#### [ENTRIES SUPPLIED]

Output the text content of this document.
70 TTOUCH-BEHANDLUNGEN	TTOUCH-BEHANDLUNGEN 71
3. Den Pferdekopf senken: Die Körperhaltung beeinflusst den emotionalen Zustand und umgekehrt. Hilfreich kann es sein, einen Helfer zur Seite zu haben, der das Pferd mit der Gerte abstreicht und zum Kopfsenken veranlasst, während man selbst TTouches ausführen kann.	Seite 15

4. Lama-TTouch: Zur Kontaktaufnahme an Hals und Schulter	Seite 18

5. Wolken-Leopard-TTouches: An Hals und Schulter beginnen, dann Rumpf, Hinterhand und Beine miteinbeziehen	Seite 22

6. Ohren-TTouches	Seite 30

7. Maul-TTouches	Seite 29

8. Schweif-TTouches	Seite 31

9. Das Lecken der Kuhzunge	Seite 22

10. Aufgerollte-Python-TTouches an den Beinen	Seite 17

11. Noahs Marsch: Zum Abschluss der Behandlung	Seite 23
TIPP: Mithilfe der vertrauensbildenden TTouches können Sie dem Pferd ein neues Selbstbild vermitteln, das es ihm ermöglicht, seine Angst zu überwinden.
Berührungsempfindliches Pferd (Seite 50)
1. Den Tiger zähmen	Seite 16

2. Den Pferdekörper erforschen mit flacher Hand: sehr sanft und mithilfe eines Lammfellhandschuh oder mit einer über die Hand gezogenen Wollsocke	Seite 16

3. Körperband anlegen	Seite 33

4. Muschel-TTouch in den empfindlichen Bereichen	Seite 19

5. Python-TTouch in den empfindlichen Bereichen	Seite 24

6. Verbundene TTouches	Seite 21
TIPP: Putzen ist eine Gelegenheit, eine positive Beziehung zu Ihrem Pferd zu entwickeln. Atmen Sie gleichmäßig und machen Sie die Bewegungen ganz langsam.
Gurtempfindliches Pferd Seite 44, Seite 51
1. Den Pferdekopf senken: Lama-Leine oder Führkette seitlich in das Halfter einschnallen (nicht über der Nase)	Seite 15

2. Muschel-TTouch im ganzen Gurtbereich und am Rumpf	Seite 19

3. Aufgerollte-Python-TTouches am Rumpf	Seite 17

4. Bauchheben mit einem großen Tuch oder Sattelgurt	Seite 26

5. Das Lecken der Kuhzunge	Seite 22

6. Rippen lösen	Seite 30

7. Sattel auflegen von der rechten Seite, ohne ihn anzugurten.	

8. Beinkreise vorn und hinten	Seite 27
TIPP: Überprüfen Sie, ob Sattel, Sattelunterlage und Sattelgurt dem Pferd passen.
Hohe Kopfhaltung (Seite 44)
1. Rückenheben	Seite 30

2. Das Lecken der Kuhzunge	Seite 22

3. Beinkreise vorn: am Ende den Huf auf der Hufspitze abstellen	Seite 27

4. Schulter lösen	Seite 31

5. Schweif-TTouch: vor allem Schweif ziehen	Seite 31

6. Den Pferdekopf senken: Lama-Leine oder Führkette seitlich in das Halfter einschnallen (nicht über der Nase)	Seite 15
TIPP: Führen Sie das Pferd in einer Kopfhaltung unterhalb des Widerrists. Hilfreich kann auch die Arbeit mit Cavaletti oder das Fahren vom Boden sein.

#### [WHAT IS ASKED]
How many lines of the listing above include the word "Lecken"? State the number and nothing else.

#### [RESPONSE BELOW]
3